**Esercizio a**: Riporta in una tabella Markdown con le colonne «Numero» e «Riga» la parte dell'elenco che va dall'inizio fino alla riga contenente "navigation-bar: 撰写评论 取消 发送 [0,30,467,93]", compresa, senza le righe vuote.

**Brano proposto**:
>>>

La tematica, squisitamente tedesca, è trattata con un consapevole mix di teatro danza e teatro di prosa. Lo stratificarsi della personalità umana è fotografato dagli autori nella sua dimensione intima e quotidiana, fra abitudini, ansie, e scatti d’ira da cui siamo tempestosamente abitati. Le coazioni a ripetere che nella foga della vita contemporanea riempiono le nostre azioni accumulandosi l’una sull’altra senza tregua, rendono vani i nostri più nobili tentativi di riflessione personale.

Con sapore tragicomico lo spettacolo alterna momenti cabarettistici a dialoghi decontestualizzati, silenzi musicali ad azioni mimate, il tutto intervallato dall’apparizione di due signorine, le infermiere della drammaturgia, pronte ad intervenire ogni qualvolta i personaggi si dovessero incartare, appunto, senza possibilità di procedere oltre. Gli sketch si perdono l’uno dentro l’altro, senza lasciare una traccia definita nella memoria dello spettatore, esattamente come la moltitudine di immagini, informazioni, e attività che ognuno di noi incontra e realizza quotidianamente. Nella confusione interiore ogni tentativo di riesumare un affetto, un sentimento, un significato, viene puntualmente schiacciato sotto il peso insostenibile della velocità.

Un duo agrodolce, senza pretese, che attraverso la leggerezza delle diverse scene e scenette restituisce una fotografia tristemente realistica della vita contemporanea.

Portrait à danser – Ritratti coreografici per sei danzatori e un violista

Dal 4 all’11 agosto a Finale Ligure ha luogo la quinta edizione del Festival {te}che, un’offerta di danza, arti visive, videodanza, musica e teatro nei suggestivi chiostri di Santa Caterina, all’interno del centro storico di Finalborgo. Vi abbiamo preso parte la sera di domenica 5, per vedere lo spettacolo Portrait à danser di Giovanni Di Cicco e Giuseppe Francese, un lungo e complesso lavoro di danza che si articola in cinque momenti. I sei danzatori della compagnia DEOS – danse ensemble opera studio si sono alternati sul palco secondo ordini e insiemi di volta in volta diversi seguendo l’esecuzione dal vivo di cinque brani per viola sola, suonati dallo stesso Francese e coreografati per l’occasione da Di Cicco: 54 minuti di coreografia senza sosta.

Tema fondamentale della creazione è il lavoro fisico, scritto sul corpo e per il corpo di ogni interprete, con alta fedeltà alla scrittura musicale. Una partitura coreografica che mira a muovere e a smuovere la compagnia stessa verso terreni nuovi, diversi da quelli in cui è solito operare l’ensemble, ma rispettando le soggettività e le possibilità dei singoli danzatori e dei loro corpi. Spogliata di qualsivoglia simbologia la scena è sobria, nessuna scenografia è presente tolti i due leggii dai quali Francese legge la sua musica e un grande telo rettangolare riflettente che verso la fine dello spettacolo Noemi Valente srotolerà sul palco per danzarci sopra. I costumi, disegnati da Pasquale Napolitano, seguono la linea minimale: prevalenti i bianchi e i neri, con qualche accenno di colore qua e là. Il movimento come la scena, il visibile come l’udibile, riportano costantemente lo spettatore al silenzio e alla sobrietà dalla quale sono emersi.

<<<

Voci memorizzate:
>>>

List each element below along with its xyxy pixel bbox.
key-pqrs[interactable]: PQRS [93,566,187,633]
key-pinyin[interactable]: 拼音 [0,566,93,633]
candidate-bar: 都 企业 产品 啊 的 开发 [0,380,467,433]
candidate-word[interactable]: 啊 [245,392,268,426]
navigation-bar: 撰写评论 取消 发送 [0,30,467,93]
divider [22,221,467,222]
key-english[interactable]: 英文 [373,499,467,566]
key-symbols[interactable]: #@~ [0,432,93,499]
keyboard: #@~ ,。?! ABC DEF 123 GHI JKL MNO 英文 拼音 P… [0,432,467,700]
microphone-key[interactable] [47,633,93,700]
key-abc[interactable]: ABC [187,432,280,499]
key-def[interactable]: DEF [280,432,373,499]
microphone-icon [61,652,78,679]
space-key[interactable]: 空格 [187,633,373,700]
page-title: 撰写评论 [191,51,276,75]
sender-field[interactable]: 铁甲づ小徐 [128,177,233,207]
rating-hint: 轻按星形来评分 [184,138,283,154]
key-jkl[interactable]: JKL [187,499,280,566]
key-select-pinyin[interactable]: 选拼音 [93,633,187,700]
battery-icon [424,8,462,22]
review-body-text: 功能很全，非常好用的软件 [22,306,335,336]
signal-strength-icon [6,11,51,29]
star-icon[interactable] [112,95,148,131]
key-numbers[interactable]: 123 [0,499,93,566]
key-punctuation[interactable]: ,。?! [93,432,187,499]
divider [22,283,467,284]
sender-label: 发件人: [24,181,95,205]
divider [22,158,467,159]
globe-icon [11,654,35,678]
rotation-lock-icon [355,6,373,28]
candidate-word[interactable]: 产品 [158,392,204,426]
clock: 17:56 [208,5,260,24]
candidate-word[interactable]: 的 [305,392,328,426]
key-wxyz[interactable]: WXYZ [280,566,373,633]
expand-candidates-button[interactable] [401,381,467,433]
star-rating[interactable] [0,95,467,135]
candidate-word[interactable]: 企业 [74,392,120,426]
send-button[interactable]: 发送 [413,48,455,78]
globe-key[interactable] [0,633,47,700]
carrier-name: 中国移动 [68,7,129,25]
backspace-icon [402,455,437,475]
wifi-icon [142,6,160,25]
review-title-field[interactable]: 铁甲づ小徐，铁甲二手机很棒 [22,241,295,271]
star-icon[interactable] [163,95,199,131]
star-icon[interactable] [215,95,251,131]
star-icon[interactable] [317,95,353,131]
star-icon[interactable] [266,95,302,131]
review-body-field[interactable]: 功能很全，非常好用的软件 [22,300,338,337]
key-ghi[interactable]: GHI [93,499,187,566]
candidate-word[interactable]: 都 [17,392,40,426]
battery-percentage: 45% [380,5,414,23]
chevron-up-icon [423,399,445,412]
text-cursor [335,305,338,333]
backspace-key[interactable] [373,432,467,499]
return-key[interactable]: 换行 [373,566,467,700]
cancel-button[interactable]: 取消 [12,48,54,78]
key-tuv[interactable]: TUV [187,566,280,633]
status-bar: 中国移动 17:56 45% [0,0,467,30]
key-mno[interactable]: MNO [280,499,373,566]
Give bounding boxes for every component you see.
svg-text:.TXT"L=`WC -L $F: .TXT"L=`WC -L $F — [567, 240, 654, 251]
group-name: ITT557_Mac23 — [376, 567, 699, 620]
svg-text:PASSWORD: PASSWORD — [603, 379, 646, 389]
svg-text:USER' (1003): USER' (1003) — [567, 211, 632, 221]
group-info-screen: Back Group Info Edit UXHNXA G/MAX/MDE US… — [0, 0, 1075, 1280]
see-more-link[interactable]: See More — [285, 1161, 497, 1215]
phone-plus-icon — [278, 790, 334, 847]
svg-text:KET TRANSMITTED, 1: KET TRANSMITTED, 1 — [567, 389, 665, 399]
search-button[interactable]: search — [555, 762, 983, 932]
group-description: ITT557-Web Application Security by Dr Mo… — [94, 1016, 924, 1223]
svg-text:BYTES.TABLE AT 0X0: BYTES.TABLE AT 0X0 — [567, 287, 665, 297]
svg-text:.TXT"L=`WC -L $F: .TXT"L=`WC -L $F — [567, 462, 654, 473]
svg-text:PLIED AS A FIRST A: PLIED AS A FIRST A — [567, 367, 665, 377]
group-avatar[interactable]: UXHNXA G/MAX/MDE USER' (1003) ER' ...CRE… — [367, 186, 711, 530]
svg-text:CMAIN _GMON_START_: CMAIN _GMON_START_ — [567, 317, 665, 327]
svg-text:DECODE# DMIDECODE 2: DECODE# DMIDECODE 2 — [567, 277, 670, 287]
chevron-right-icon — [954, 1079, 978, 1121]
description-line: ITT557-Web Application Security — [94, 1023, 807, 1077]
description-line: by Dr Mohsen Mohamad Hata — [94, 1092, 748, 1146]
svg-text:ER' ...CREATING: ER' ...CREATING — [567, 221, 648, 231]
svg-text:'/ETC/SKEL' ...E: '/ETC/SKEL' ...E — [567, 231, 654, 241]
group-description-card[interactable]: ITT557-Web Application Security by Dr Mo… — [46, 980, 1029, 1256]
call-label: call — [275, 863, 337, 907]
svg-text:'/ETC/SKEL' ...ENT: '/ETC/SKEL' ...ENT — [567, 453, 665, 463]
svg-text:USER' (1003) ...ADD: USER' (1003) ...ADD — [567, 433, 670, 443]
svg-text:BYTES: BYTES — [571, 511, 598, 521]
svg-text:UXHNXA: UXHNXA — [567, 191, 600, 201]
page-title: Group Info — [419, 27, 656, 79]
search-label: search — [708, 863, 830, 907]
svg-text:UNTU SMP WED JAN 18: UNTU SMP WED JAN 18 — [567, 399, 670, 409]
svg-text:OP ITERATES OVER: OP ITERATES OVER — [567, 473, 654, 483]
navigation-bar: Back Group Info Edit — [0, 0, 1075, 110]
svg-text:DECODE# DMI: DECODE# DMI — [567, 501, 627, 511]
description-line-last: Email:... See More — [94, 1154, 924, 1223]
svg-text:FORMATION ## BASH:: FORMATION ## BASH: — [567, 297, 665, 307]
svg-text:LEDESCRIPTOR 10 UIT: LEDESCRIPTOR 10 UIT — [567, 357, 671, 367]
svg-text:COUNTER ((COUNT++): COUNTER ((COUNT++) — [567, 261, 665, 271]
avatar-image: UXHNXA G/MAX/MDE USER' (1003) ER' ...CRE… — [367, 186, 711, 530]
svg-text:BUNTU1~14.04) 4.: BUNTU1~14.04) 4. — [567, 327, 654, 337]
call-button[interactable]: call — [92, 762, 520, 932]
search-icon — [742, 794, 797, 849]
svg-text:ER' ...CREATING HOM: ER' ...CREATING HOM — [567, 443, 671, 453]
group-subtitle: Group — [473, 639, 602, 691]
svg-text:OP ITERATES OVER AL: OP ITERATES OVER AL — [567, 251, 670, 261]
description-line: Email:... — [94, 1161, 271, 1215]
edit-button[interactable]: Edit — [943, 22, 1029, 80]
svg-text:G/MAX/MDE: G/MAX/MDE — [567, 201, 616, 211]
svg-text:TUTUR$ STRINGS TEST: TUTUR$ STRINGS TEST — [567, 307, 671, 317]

<<<

**Esercizio b**: Secondo il brano, chi ha disegnato i costumi di Portrait à danser?

**Soluzione completa a**:
| Numero | Riga |
|---|---|
| 1 | List each element below along with its xyxy pixel bbox. |
| 2 | key-pqrs[interactable]: PQRS [93,566,187,633] |
| 3 | key-pinyin[interactable]: 拼音 [0,566,93,633] |
| 4 | candidate-bar: 都 企业 产品 啊 的 开发 [0,380,467,433] |
| 5 | candidate-word[interactable]: 啊 [245,392,268,426] |
| 6 | navigation-bar: 撰写评论 取消 发送 [0,30,467,93] |

**Soluzione completa b**: Pasquale Napolitano.